◆ What is required
Do any lines in the data below contain "切角长方体"? If so, copy every one of them.

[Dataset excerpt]
+++

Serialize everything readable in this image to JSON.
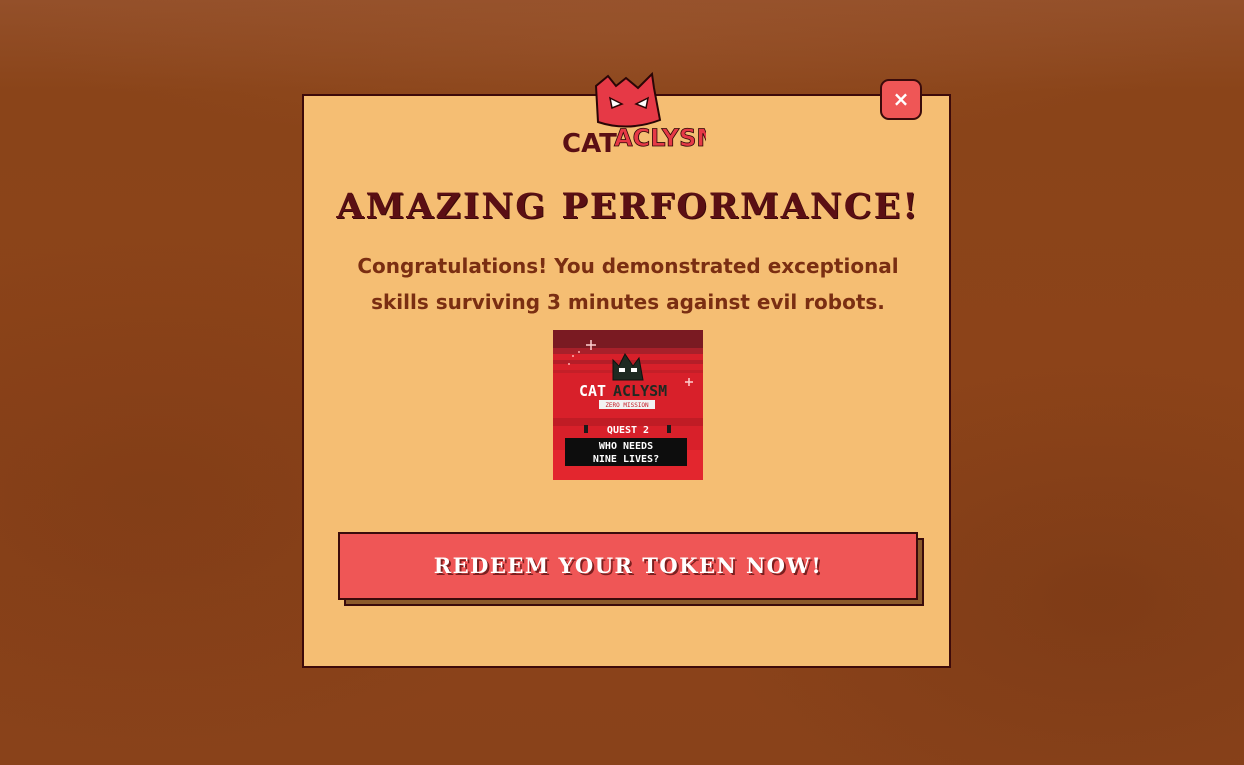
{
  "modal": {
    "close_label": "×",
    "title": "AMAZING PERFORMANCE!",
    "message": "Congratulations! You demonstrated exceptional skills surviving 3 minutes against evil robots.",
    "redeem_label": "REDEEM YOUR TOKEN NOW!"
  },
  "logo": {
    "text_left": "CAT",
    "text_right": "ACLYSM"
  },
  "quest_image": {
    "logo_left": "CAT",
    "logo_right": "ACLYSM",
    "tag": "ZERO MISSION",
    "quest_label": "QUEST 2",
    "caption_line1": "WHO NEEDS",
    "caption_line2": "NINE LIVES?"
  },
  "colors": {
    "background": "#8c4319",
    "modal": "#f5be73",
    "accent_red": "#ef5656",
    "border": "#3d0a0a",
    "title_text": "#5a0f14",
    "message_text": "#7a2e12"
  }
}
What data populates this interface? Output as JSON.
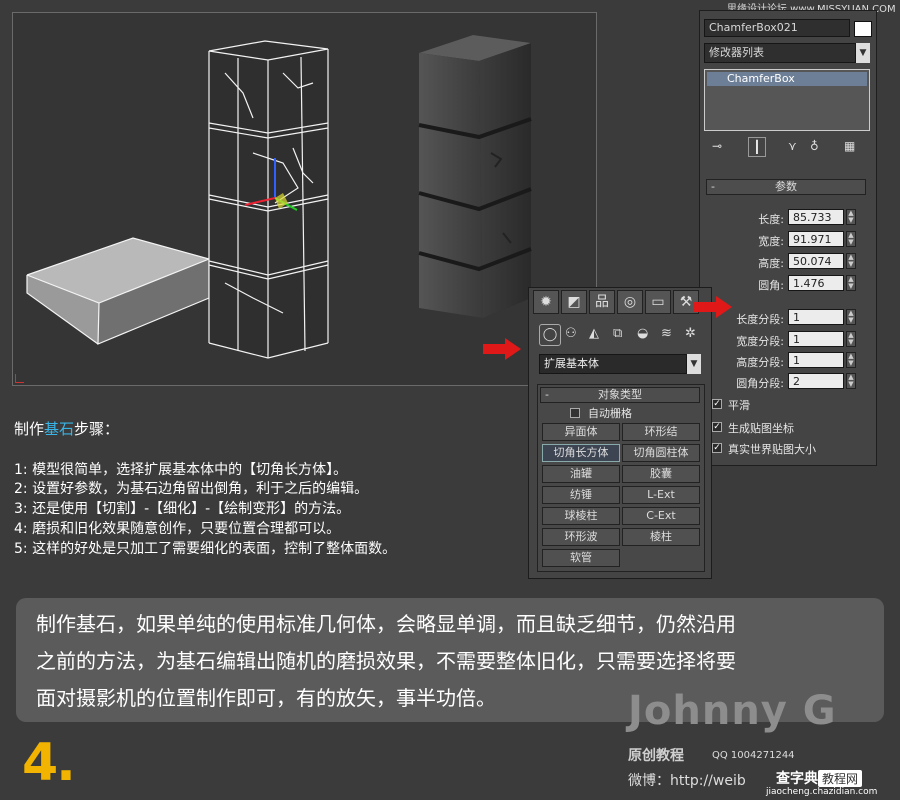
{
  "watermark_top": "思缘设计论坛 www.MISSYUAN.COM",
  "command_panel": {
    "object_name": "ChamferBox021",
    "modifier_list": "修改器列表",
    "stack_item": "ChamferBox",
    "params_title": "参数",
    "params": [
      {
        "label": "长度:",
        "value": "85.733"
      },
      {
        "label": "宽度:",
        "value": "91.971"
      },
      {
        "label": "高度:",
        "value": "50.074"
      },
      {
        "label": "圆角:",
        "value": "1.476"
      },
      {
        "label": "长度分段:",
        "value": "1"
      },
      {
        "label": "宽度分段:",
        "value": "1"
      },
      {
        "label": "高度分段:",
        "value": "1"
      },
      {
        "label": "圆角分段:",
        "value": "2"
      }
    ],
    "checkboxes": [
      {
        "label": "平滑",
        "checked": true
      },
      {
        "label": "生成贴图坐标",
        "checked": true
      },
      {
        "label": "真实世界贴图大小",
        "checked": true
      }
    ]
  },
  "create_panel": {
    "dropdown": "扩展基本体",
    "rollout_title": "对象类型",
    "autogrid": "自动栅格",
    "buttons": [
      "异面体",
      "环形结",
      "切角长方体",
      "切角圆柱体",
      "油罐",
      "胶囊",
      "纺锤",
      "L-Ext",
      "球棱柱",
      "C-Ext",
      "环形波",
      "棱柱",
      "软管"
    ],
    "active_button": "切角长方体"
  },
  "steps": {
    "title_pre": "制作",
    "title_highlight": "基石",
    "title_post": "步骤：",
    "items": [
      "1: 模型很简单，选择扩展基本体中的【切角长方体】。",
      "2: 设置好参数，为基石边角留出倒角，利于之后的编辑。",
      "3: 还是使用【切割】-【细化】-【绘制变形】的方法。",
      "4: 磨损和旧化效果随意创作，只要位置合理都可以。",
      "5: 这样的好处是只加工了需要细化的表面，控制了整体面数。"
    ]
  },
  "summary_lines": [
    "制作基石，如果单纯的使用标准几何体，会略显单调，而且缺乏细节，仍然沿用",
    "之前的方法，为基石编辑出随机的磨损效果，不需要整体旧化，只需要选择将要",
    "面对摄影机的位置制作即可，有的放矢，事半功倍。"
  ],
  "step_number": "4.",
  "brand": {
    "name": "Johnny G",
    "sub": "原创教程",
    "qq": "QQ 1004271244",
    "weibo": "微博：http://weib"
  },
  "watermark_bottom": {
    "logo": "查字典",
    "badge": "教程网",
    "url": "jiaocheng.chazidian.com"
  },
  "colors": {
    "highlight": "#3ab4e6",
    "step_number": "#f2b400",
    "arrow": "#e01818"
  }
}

+++

◆ Solution to the exercise
      "切角长方体",
    "active_button": "切角长方体"
      "1: 模型很简单，选择扩展基本体中的【切角长方体】。",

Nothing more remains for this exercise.